━━ Given entries

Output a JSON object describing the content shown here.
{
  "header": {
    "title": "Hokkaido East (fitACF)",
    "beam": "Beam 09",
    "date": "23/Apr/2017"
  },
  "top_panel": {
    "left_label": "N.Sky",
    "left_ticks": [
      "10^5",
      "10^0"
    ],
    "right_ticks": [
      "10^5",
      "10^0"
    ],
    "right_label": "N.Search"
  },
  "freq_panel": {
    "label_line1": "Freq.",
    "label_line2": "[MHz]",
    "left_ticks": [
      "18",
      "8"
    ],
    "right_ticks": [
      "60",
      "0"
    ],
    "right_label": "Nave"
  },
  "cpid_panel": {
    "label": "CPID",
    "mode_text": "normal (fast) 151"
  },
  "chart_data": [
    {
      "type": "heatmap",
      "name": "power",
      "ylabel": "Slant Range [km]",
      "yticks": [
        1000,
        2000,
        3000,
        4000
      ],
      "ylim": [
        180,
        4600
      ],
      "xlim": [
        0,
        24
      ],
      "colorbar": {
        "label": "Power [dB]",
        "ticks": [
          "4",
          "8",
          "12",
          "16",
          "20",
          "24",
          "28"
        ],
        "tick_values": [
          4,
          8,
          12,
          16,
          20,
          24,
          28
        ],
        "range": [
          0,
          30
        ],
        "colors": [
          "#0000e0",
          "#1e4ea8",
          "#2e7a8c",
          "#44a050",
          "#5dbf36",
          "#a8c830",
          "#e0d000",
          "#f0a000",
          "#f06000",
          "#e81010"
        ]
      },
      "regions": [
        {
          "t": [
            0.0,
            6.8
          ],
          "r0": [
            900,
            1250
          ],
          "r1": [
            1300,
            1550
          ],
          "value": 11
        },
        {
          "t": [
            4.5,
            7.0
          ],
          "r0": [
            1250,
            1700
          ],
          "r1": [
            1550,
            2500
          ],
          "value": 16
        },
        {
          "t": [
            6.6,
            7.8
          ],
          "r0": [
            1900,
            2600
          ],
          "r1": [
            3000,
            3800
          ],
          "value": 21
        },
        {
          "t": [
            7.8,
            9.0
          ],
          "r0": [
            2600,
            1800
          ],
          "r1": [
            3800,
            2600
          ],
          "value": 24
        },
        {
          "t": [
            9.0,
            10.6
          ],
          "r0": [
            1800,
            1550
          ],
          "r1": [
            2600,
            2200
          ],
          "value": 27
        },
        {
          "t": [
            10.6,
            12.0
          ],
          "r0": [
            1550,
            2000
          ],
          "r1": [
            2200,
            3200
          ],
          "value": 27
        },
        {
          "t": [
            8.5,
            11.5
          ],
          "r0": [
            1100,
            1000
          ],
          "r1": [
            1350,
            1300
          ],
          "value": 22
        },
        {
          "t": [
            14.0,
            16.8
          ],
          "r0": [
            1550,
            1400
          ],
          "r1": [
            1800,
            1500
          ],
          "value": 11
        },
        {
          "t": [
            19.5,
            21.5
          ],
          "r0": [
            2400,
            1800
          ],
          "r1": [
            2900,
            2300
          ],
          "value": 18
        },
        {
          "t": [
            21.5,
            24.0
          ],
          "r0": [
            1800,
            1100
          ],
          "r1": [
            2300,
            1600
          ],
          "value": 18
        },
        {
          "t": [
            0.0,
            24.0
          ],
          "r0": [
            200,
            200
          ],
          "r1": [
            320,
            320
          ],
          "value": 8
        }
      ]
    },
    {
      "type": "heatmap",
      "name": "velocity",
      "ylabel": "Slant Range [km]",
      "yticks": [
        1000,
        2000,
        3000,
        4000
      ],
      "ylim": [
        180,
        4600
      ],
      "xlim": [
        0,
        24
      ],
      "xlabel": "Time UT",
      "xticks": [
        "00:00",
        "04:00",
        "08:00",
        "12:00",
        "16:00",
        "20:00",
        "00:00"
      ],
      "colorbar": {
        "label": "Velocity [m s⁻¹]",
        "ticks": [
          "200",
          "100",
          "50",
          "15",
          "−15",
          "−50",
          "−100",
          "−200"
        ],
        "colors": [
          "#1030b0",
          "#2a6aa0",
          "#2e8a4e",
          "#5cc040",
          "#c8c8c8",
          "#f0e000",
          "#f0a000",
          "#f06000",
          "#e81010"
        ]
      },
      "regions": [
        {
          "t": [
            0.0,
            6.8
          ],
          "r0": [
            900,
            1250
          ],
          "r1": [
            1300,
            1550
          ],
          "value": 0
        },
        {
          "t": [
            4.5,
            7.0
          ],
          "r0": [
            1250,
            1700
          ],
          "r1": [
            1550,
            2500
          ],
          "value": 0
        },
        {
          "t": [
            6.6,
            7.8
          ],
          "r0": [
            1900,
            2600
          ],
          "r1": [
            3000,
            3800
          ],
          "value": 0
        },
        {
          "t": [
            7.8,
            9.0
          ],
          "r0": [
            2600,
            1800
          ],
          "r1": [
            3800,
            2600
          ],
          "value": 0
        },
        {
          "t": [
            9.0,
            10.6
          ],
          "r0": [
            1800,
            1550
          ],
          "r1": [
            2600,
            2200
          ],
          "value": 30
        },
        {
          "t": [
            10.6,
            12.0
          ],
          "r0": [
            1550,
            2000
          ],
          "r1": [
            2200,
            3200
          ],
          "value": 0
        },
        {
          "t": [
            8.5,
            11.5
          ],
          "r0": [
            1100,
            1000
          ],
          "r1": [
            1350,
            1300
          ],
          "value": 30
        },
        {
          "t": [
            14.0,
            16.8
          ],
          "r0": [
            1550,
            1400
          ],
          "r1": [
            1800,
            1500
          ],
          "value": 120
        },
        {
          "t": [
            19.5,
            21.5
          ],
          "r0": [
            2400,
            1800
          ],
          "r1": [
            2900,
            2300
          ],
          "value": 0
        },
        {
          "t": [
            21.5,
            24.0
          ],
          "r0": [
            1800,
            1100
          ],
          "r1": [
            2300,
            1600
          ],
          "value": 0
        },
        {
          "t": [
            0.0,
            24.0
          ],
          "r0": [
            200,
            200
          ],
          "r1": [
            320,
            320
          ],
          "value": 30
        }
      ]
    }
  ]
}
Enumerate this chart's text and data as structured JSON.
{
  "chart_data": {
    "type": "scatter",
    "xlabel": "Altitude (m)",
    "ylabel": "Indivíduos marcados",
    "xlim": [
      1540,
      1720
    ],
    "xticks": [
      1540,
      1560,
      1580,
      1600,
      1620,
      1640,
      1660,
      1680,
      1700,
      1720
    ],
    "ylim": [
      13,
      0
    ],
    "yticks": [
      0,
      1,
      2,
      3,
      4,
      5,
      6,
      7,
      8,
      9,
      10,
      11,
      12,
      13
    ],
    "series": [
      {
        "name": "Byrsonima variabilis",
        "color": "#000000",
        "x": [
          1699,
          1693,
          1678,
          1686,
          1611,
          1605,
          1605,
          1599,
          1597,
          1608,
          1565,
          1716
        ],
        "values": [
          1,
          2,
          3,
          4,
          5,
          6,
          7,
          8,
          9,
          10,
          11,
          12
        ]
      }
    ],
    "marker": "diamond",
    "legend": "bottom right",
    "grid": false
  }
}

━━━━

> [Instruction]
Your task is to retype all the records above with nothing left out.

> [Answer for the task]
Output a JSON object describing the content shown here.
{
  "header": {
    "title": "Hokkaido East (fitACF)",
    "beam": "Beam 09",
    "date": "23/Apr/2017"
  },
  "top_panel": {
    "left_label": "N.Sky",
    "left_ticks": [
      "10^5",
      "10^0"
    ],
    "right_ticks": [
      "10^5",
      "10^0"
    ],
    "right_label": "N.Search"
  },
  "freq_panel": {
    "label_line1": "Freq.",
    "label_line2": "[MHz]",
    "left_ticks": [
      "18",
      "8"
    ],
    "right_ticks": [
      "60",
      "0"
    ],
    "right_label": "Nave"
  },
  "cpid_panel": {
    "label": "CPID",
    "mode_text": "normal (fast) 151"
  },
  "chart_data": [
    {
      "type": "heatmap",
      "name": "power",
      "ylabel": "Slant Range [km]",
      "yticks": [
        1000,
        2000,
        3000,
        4000
      ],
      "ylim": [
        180,
        4600
      ],
      "xlim": [
        0,
        24
      ],
      "colorbar": {
        "label": "Power [dB]",
        "ticks": [
          "4",
          "8",
          "12",
          "16",
          "20",
          "24",
          "28"
        ],
        "tick_values": [
          4,
          8,
          12,
          16,
          20,
          24,
          28
        ],
        "range": [
          0,
          30
        ],
        "colors": [
          "#0000e0",
          "#1e4ea8",
          "#2e7a8c",
          "#44a050",
          "#5dbf36",
          "#a8c830",
          "#e0d000",
          "#f0a000",
          "#f06000",
          "#e81010"
        ]
      },
      "regions": [
        {
          "t": [
            0.0,
            6.8
          ],
          "r0": [
            900,
            1250
          ],
          "r1": [
            1300,
            1550
          ],
          "value": 11
        },
        {
          "t": [
            4.5,
            7.0
          ],
          "r0": [
            1250,
            1700
          ],
          "r1": [
            1550,
            2500
          ],
          "value": 16
        },
        {
          "t": [
            6.6,
            7.8
          ],
          "r0": [
            1900,
            2600
          ],
          "r1": [
            3000,
            3800
          ],
          "value": 21
        },
        {
          "t": [
            7.8,
            9.0
          ],
          "r0": [
            2600,
            1800
          ],
          "r1": [
            3800,
            2600
          ],
          "value": 24
        },
        {
          "t": [
            9.0,
            10.6
          ],
          "r0": [
            1800,
            1550
          ],
          "r1": [
            2600,
            2200
          ],
          "value": 27
        },
        {
          "t": [
            10.6,
            12.0
          ],
          "r0": [
            1550,
            2000
          ],
          "r1": [
            2200,
            3200
          ],
          "value": 27
        },
        {
          "t": [
            8.5,
            11.5
          ],
          "r0": [
            1100,
            1000
          ],
          "r1": [
            1350,
            1300
          ],
          "value": 22
        },
        {
          "t": [
            14.0,
            16.8
          ],
          "r0": [
            1550,
            1400
          ],
          "r1": [
            1800,
            1500
          ],
          "value": 11
        },
        {
          "t": [
            19.5,
            21.5
          ],
          "r0": [
            2400,
            1800
          ],
          "r1": [
            2900,
            2300
          ],
          "value": 18
        },
        {
          "t": [
            21.5,
            24.0
          ],
          "r0": [
            1800,
            1100
          ],
          "r1": [
            2300,
            1600
          ],
          "value": 18
        },
        {
          "t": [
            0.0,
            24.0
          ],
          "r0": [
            200,
            200
          ],
          "r1": [
            320,
            320
          ],
          "value": 8
        }
      ]
    },
    {
      "type": "heatmap",
      "name": "velocity",
      "ylabel": "Slant Range [km]",
      "yticks": [
        1000,
        2000,
        3000,
        4000
      ],
      "ylim": [
        180,
        4600
      ],
      "xlim": [
        0,
        24
      ],
      "xlabel": "Time UT",
      "xticks": [
        "00:00",
        "04:00",
        "08:00",
        "12:00",
        "16:00",
        "20:00",
        "00:00"
      ],
      "colorbar": {
        "label": "Velocity [m s⁻¹]",
        "ticks": [
          "200",
          "100",
          "50",
          "15",
          "−15",
          "−50",
          "−100",
          "−200"
        ],
        "colors": [
          "#1030b0",
          "#2a6aa0",
          "#2e8a4e",
          "#5cc040",
          "#c8c8c8",
          "#f0e000",
          "#f0a000",
          "#f06000",
          "#e81010"
        ]
      },
      "regions": [
        {
          "t": [
            0.0,
            6.8
          ],
          "r0": [
            900,
            1250
          ],
          "r1": [
            1300,
            1550
          ],
          "value": 0
        },
        {
          "t": [
            4.5,
            7.0
          ],
          "r0": [
            1250,
            1700
          ],
          "r1": [
            1550,
            2500
          ],
          "value": 0
        },
        {
          "t": [
            6.6,
            7.8
          ],
          "r0": [
            1900,
            2600
          ],
          "r1": [
            3000,
            3800
          ],
          "value": 0
        },
        {
          "t": [
            7.8,
            9.0
          ],
          "r0": [
            2600,
            1800
          ],
          "r1": [
            3800,
            2600
          ],
          "value": 0
        },
        {
          "t": [
            9.0,
            10.6
          ],
          "r0": [
            1800,
            1550
          ],
          "r1": [
            2600,
            2200
          ],
          "value": 30
        },
        {
          "t": [
            10.6,
            12.0
          ],
          "r0": [
            1550,
            2000
          ],
          "r1": [
            2200,
            3200
          ],
          "value": 0
        },
        {
          "t": [
            8.5,
            11.5
          ],
          "r0": [
            1100,
            1000
          ],
          "r1": [
            1350,
            1300
          ],
          "value": 30
        },
        {
          "t": [
            14.0,
            16.8
          ],
          "r0": [
            1550,
            1400
          ],
          "r1": [
            1800,
            1500
          ],
          "value": 120
        },
        {
          "t": [
            19.5,
            21.5
          ],
          "r0": [
            2400,
            1800
          ],
          "r1": [
            2900,
            2300
          ],
          "value": 0
        },
        {
          "t": [
            21.5,
            24.0
          ],
          "r0": [
            1800,
            1100
          ],
          "r1": [
            2300,
            1600
          ],
          "value": 0
        },
        {
          "t": [
            0.0,
            24.0
          ],
          "r0": [
            200,
            200
          ],
          "r1": [
            320,
            320
          ],
          "value": 30
        }
      ]
    }
  ]
}
Enumerate this chart's text and data as structured JSON.
{
  "chart_data": {
    "type": "scatter",
    "xlabel": "Altitude (m)",
    "ylabel": "Indivíduos marcados",
    "xlim": [
      1540,
      1720
    ],
    "xticks": [
      1540,
      1560,
      1580,
      1600,
      1620,
      1640,
      1660,
      1680,
      1700,
      1720
    ],
    "ylim": [
      13,
      0
    ],
    "yticks": [
      0,
      1,
      2,
      3,
      4,
      5,
      6,
      7,
      8,
      9,
      10,
      11,
      12,
      13
    ],
    "series": [
      {
        "name": "Byrsonima variabilis",
        "color": "#000000",
        "x": [
          1699,
          1693,
          1678,
          1686,
          1611,
          1605,
          1605,
          1599,
          1597,
          1608,
          1565,
          1716
        ],
        "values": [
          1,
          2,
          3,
          4,
          5,
          6,
          7,
          8,
          9,
          10,
          11,
          12
        ]
      }
    ],
    "marker": "diamond",
    "legend": "bottom right",
    "grid": false
  }
}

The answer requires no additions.